— Begin —
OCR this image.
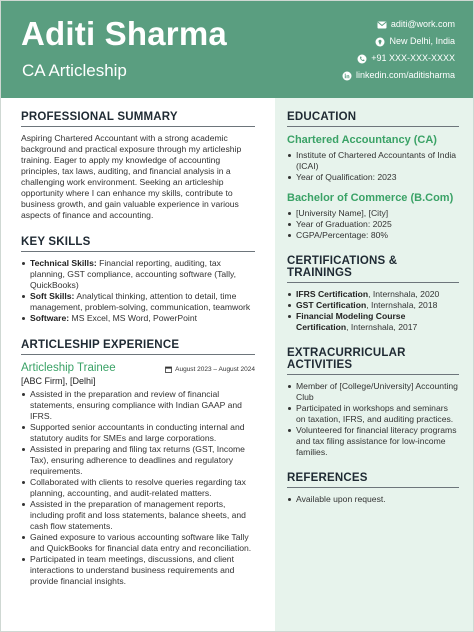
Aditi Sharma
CA Articleship
aditi@work.com
New Delhi, India
+91 XXX-XXX-XXXX
linkedin.com/aditisharma
PROFESSIONAL SUMMARY
Aspiring Chartered Accountant with a strong academic background and practical exposure through my articleship training. Eager to apply my knowledge of accounting principles, tax laws, auditing, and financial analysis in a challenging work environment. Seeking an articleship opportunity where I can enhance my skills, contribute to business growth, and gain valuable experience in various aspects of finance and accounting.
KEY SKILLS
Technical Skills: Financial reporting, auditing, tax planning, GST compliance, accounting software (Tally, QuickBooks)
Soft Skills: Analytical thinking, attention to detail, time management, problem-solving, communication, teamwork
Software: MS Excel, MS Word, PowerPoint
ARTICLESHIP EXPERIENCE
Articleship Trainee	August 2023 – August 2024
[ABC Firm], [Delhi]
Assisted in the preparation and review of financial statements, ensuring compliance with Indian GAAP and IFRS.
Supported senior accountants in conducting internal and statutory audits for SMEs and large corporations.
Assisted in preparing and filing tax returns (GST, Income Tax), ensuring adherence to deadlines and regulatory requirements.
Collaborated with clients to resolve queries regarding tax planning, accounting, and audit-related matters.
Assisted in the preparation of management reports, including profit and loss statements, balance sheets, and cash flow statements.
Gained exposure to various accounting software like Tally and QuickBooks for financial data entry and reconciliation.
Participated in team meetings, discussions, and client interactions to understand business requirements and provide financial insights.
EDUCATION
Chartered Accountancy (CA)
Institute of Chartered Accountants of India (ICAI)
Year of Qualification: 2023
Bachelor of Commerce (B.Com)
[University Name], [City]
Year of Graduation: 2025
CGPA/Percentage: 80%
CERTIFICATIONS & TRAININGS
IFRS Certification, Internshala, 2020
GST Certification, Internshala, 2018
Financial Modeling Course Certification, Internshala, 2017
EXTRACURRICULAR ACTIVITIES
Member of [College/University] Accounting Club
Participated in workshops and seminars on taxation, IFRS, and auditing practices.
Volunteered for financial literacy programs and tax filing assistance for low-income families.
REFERENCES
Available upon request.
— End —
_Your task_.
Give only the count of lines in the data that include the string "Tally".

_Expected output_.
2